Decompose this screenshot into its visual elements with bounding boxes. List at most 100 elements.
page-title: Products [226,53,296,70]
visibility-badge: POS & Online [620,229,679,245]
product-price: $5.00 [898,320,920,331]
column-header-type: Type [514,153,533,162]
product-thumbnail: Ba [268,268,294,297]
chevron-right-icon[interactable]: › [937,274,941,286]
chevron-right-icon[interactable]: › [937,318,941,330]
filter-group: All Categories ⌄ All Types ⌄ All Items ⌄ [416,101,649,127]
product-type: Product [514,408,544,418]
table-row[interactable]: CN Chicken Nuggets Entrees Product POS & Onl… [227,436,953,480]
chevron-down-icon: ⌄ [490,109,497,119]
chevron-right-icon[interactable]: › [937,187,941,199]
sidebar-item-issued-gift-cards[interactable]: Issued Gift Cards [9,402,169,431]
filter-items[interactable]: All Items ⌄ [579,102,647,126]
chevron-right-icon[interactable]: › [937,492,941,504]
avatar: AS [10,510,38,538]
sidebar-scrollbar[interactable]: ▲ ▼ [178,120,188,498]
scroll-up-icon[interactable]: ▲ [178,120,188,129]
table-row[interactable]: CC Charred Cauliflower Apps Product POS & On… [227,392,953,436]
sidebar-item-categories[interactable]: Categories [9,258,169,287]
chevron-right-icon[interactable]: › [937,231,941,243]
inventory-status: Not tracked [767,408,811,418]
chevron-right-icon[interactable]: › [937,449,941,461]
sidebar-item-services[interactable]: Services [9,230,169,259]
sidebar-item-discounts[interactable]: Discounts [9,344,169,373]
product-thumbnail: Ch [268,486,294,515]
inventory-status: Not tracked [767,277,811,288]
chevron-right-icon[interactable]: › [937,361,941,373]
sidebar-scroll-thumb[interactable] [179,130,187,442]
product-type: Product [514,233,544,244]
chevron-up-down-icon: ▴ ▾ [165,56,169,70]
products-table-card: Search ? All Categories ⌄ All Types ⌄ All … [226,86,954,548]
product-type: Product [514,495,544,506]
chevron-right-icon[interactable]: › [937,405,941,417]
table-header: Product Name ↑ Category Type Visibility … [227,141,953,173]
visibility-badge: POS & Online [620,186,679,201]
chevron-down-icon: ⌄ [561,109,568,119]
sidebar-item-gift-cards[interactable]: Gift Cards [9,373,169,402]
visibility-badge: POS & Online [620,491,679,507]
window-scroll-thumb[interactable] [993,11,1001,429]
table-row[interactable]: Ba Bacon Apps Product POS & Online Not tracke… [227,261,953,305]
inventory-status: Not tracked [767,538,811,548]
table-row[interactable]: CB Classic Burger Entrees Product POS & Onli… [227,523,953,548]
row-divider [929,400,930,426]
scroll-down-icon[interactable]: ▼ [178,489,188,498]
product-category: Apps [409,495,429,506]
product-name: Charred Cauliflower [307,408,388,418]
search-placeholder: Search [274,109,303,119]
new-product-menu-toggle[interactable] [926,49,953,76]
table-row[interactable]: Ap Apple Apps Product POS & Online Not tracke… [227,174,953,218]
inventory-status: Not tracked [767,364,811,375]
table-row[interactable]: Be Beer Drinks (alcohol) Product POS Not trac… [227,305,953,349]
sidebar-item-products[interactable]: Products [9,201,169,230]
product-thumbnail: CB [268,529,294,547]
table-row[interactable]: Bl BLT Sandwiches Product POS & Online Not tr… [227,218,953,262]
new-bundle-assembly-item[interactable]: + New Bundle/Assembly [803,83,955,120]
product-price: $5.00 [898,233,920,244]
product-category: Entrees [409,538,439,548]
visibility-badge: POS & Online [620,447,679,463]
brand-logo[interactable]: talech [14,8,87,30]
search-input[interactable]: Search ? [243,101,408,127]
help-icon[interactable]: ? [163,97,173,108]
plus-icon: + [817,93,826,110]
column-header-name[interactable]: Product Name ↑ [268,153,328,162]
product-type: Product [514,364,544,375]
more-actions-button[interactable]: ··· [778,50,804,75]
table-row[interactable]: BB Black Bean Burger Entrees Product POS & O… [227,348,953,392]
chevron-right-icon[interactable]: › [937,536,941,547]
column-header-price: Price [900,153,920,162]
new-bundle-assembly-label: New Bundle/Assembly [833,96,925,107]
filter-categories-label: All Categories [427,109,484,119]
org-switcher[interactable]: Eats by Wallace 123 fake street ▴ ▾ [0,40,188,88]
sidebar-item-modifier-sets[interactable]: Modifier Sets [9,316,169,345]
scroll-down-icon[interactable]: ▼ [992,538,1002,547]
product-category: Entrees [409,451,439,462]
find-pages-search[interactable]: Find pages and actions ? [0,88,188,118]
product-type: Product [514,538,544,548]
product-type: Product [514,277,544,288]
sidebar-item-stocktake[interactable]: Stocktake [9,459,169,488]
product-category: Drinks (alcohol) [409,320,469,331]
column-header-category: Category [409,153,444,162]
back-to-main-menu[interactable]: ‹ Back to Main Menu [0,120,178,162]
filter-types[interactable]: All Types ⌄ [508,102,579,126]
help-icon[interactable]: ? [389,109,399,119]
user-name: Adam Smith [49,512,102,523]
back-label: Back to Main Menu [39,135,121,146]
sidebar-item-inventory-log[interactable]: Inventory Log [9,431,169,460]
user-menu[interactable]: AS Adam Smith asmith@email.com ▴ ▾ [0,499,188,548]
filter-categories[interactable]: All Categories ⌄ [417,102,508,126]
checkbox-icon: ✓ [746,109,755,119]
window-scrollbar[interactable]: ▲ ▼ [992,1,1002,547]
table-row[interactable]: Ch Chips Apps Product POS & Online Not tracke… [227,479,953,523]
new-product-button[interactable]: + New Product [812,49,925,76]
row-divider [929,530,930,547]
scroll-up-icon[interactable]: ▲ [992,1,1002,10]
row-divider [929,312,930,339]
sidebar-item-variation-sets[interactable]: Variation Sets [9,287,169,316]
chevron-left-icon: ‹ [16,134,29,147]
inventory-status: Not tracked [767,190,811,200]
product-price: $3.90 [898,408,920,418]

###

Count the lines in the items above that contain the string "Gift", with case counting, and reply with that number alone.

2